* _Task to carry out_
Transcribe the records below exactly as they appear.

* _Extracted information_
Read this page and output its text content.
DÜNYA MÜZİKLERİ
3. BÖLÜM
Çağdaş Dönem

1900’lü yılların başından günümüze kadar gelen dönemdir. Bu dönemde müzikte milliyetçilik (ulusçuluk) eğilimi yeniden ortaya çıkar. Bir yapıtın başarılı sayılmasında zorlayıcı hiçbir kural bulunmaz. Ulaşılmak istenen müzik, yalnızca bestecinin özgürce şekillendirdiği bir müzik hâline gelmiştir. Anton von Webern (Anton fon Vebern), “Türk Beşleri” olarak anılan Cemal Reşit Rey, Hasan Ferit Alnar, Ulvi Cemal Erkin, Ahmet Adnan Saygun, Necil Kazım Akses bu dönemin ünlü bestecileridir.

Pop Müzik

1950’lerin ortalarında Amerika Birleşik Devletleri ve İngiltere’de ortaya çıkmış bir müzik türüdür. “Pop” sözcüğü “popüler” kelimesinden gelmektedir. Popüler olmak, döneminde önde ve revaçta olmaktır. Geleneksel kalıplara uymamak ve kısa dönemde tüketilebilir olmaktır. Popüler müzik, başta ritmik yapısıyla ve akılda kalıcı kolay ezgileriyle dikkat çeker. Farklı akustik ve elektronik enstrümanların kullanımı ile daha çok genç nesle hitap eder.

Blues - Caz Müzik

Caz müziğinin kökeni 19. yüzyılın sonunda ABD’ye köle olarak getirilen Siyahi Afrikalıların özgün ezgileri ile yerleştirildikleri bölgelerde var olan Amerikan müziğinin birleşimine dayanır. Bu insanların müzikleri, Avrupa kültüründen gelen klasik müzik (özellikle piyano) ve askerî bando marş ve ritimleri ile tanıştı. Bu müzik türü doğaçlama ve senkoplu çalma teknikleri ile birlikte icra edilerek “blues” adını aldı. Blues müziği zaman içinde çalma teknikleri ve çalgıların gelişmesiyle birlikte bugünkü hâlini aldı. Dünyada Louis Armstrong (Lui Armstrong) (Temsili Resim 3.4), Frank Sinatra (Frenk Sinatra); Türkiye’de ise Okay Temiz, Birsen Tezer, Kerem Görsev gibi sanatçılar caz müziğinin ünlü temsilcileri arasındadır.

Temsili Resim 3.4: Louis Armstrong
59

* _Response_
Read this page and output its text content.
DÜNYA MÜZİKLERİ
3. BÖLÜM
Çağdaş Dönem

1900’lü yılların başından günümüze kadar gelen dönemdir. Bu dönemde müzikte milliyetçilik (ulusçuluk) eğilimi yeniden ortaya çıkar. Bir yapıtın başarılı sayılmasında zorlayıcı hiçbir kural bulunmaz. Ulaşılmak istenen müzik, yalnızca bestecinin özgürce şekillendirdiği bir müzik hâline gelmiştir. Anton von Webern (Anton fon Vebern), “Türk Beşleri” olarak anılan Cemal Reşit Rey, Hasan Ferit Alnar, Ulvi Cemal Erkin, Ahmet Adnan Saygun, Necil Kazım Akses bu dönemin ünlü bestecileridir.

Pop Müzik

1950’lerin ortalarında Amerika Birleşik Devletleri ve İngiltere’de ortaya çıkmış bir müzik türüdür. “Pop” sözcüğü “popüler” kelimesinden gelmektedir. Popüler olmak, döneminde önde ve revaçta olmaktır. Geleneksel kalıplara uymamak ve kısa dönemde tüketilebilir olmaktır. Popüler müzik, başta ritmik yapısıyla ve akılda kalıcı kolay ezgileriyle dikkat çeker. Farklı akustik ve elektronik enstrümanların kullanımı ile daha çok genç nesle hitap eder.

Blues - Caz Müzik

Caz müziğinin kökeni 19. yüzyılın sonunda ABD’ye köle olarak getirilen Siyahi Afrikalıların özgün ezgileri ile yerleştirildikleri bölgelerde var olan Amerikan müziğinin birleşimine dayanır. Bu insanların müzikleri, Avrupa kültüründen gelen klasik müzik (özellikle piyano) ve askerî bando marş ve ritimleri ile tanıştı. Bu müzik türü doğaçlama ve senkoplu çalma teknikleri ile birlikte icra edilerek “blues” adını aldı. Blues müziği zaman içinde çalma teknikleri ve çalgıların gelişmesiyle birlikte bugünkü hâlini aldı. Dünyada Louis Armstrong (Lui Armstrong) (Temsili Resim 3.4), Frank Sinatra (Frenk Sinatra); Türkiye’de ise Okay Temiz, Birsen Tezer, Kerem Görsev gibi sanatçılar caz müziğinin ünlü temsilcileri arasındadır.

Temsili Resim 3.4: Louis Armstrong
59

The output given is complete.